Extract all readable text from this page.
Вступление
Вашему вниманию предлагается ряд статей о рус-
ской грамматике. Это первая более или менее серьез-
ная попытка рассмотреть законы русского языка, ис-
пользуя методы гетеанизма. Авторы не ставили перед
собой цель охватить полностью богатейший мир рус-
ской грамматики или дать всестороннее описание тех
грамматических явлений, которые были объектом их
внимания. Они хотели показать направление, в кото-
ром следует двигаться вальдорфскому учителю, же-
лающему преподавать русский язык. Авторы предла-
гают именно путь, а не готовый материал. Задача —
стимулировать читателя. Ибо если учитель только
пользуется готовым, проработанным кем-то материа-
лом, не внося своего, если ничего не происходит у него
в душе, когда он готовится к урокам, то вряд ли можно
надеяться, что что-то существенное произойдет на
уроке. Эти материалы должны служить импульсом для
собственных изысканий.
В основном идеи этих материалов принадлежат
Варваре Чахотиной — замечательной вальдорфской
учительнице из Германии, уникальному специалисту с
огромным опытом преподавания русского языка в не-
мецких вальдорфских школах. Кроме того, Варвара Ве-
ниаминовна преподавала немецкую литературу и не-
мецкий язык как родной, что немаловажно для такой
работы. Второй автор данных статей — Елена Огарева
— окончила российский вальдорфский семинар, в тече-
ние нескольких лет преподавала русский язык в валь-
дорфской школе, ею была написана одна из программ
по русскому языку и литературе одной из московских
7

#### PROMPT
Gather each line from the entries above that includes the word "языка".

#### RESULT OF THE TASK
ная попытка рассмотреть законы русского языка, ис-
огромным опытом преподавания русского языка в не-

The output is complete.